→ Task brief: Return only the number of lines that hold "Cases".

→ Given records:
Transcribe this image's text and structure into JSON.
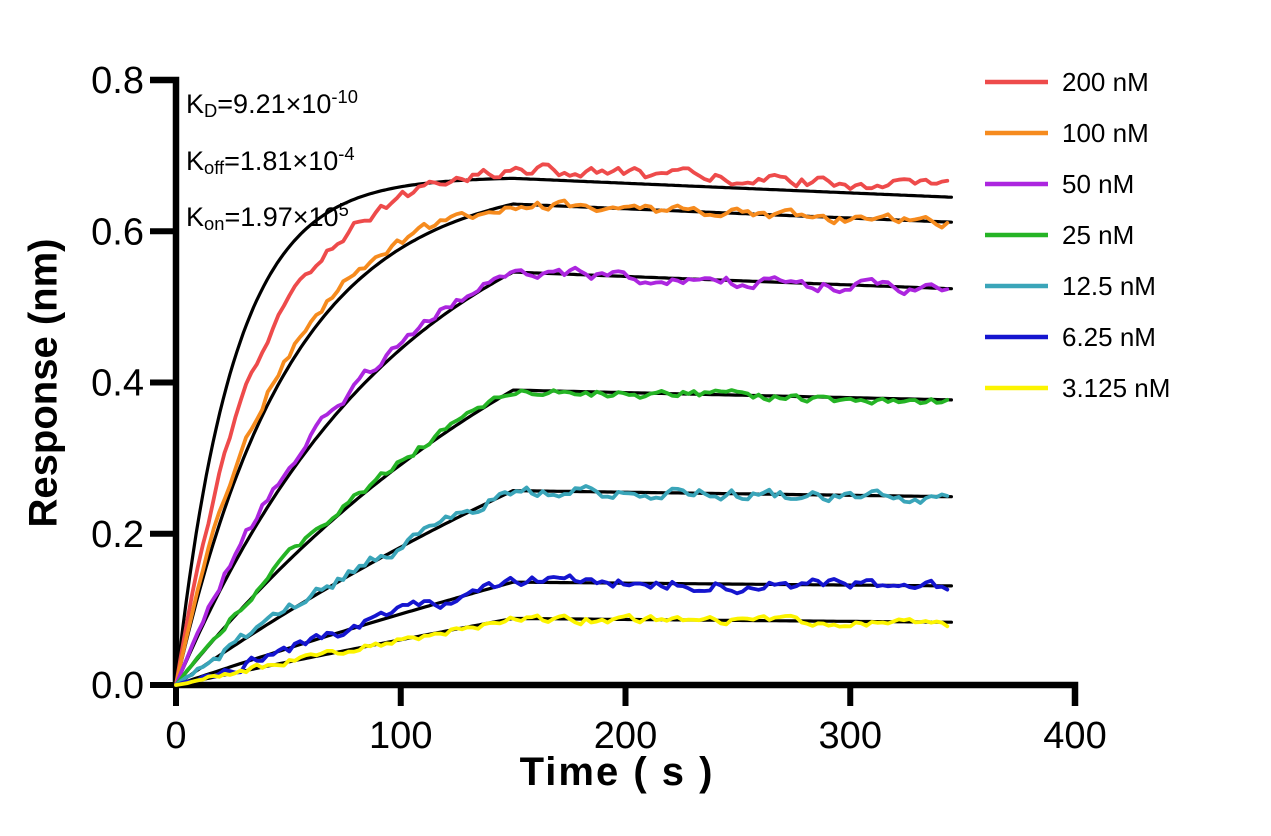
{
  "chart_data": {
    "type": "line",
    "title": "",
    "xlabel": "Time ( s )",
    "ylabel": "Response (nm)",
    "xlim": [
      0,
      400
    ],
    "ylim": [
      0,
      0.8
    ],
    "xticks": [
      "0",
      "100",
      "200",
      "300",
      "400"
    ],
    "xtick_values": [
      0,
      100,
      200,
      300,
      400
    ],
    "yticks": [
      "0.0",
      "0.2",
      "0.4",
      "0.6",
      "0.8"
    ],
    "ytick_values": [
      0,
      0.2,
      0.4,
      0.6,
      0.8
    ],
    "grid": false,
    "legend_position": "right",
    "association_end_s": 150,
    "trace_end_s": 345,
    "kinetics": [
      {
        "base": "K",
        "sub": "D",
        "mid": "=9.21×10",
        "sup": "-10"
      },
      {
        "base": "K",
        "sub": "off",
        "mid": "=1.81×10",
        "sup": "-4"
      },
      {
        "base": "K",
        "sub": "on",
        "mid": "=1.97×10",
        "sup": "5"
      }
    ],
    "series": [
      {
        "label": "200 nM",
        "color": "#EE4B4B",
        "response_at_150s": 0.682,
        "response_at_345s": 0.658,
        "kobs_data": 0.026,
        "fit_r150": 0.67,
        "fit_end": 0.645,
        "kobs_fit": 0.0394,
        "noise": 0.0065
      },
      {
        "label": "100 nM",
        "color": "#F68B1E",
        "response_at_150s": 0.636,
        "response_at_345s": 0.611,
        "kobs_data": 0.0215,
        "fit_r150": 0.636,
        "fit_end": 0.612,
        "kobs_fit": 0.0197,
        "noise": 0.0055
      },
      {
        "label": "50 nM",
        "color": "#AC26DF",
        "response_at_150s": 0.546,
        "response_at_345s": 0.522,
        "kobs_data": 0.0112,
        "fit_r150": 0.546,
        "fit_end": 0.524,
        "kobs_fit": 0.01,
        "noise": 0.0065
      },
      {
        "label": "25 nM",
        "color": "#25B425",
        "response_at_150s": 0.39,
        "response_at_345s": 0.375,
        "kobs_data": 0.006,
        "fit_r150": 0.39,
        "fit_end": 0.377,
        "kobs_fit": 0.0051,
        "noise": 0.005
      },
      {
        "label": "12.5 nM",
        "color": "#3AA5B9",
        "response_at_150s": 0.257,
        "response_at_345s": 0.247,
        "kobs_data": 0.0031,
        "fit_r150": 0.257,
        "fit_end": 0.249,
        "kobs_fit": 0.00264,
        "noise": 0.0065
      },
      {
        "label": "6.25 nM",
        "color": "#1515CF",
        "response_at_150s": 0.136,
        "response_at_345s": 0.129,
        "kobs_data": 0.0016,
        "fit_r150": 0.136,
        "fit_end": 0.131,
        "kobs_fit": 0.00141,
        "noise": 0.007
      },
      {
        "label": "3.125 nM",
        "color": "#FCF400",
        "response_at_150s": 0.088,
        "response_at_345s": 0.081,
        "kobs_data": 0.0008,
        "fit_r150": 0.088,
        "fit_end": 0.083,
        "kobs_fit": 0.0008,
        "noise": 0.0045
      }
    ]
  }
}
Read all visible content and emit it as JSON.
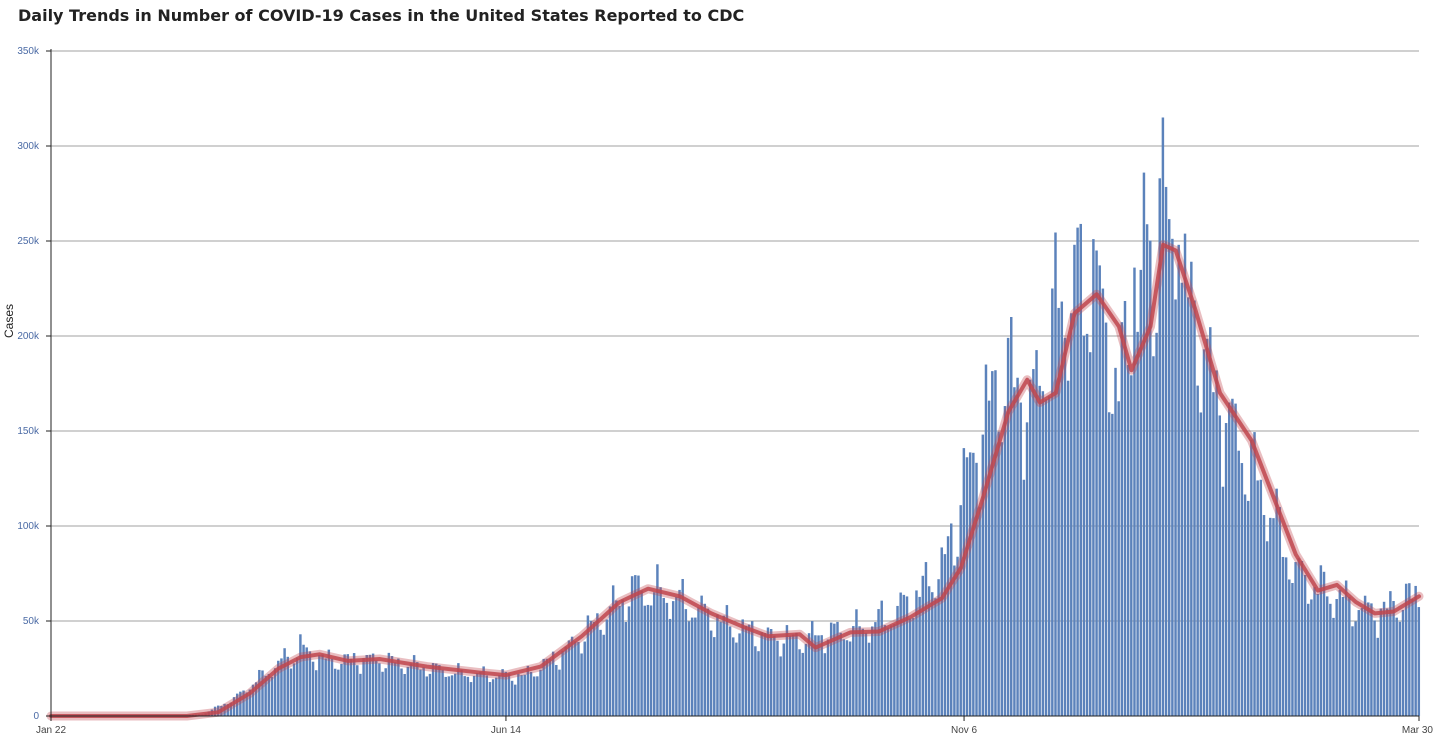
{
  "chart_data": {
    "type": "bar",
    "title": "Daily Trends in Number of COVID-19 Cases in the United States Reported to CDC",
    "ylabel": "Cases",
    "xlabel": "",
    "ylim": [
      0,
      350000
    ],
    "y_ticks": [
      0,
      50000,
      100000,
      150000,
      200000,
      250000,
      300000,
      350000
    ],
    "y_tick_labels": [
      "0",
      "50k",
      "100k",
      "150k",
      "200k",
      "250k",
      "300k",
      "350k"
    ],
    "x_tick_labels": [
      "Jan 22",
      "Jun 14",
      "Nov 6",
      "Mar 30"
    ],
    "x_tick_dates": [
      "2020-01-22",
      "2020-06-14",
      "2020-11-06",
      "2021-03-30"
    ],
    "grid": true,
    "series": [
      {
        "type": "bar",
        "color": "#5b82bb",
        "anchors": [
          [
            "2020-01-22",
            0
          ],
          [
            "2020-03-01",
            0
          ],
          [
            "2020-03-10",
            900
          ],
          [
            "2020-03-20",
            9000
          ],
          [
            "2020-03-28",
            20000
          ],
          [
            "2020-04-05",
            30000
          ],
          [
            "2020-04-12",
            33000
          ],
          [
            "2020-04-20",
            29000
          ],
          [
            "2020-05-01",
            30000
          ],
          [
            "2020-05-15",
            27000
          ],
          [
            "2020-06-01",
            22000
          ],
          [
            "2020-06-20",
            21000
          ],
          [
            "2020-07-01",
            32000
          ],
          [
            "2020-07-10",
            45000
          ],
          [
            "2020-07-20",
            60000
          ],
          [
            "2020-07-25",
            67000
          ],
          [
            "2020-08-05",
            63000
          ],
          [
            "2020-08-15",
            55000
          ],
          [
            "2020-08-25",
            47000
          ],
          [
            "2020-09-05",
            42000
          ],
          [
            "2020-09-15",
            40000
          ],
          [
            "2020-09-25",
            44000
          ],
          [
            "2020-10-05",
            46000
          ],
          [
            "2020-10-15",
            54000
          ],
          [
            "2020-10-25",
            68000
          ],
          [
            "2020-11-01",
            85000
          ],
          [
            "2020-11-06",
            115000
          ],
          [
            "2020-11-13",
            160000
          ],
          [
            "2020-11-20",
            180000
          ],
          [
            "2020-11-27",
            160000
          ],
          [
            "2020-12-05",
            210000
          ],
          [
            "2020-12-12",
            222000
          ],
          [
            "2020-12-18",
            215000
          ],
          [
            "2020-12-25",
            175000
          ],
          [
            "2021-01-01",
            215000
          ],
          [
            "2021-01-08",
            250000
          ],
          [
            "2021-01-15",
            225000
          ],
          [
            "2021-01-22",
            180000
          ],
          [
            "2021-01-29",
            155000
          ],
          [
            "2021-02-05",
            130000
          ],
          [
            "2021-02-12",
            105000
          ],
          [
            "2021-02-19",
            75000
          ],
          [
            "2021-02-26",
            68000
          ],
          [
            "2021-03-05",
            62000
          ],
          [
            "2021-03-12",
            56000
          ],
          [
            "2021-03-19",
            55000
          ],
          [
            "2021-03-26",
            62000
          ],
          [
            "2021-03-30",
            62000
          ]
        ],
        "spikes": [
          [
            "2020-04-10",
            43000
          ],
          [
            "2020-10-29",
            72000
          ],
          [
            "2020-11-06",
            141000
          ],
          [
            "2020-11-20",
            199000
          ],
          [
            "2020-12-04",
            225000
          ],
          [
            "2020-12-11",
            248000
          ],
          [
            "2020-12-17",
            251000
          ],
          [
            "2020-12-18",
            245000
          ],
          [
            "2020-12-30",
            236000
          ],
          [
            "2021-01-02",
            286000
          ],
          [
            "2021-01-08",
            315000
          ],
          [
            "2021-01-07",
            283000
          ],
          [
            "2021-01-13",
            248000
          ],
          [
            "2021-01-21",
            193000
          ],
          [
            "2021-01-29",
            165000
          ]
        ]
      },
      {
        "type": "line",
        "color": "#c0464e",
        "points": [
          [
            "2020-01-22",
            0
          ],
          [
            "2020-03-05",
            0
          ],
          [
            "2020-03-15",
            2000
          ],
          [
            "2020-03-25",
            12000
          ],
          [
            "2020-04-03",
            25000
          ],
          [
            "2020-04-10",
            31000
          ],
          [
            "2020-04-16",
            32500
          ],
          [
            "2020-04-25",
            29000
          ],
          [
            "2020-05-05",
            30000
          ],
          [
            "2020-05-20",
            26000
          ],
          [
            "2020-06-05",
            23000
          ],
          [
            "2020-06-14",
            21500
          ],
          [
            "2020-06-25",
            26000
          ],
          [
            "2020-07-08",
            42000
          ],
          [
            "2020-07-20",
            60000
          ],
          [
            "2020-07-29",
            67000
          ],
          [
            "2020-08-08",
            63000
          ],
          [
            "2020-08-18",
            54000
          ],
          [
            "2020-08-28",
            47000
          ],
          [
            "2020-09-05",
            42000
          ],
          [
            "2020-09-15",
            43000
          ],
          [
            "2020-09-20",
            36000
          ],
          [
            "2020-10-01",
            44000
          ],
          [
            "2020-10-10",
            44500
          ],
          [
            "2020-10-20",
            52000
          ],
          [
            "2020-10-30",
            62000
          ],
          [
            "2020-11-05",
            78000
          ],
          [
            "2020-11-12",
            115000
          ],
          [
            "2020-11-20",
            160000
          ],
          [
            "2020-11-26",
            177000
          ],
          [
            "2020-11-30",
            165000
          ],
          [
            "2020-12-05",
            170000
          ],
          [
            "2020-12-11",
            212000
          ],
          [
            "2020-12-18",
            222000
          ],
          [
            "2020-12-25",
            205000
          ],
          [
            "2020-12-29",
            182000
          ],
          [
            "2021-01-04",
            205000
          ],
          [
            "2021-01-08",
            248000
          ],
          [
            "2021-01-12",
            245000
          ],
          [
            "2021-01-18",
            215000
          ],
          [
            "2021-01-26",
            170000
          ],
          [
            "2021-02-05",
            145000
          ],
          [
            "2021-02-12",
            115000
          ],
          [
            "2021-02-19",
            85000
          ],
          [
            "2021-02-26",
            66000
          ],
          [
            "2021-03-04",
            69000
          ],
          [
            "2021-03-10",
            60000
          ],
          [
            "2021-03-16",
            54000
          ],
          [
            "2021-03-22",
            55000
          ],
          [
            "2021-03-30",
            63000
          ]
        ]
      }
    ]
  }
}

→ The answer: 2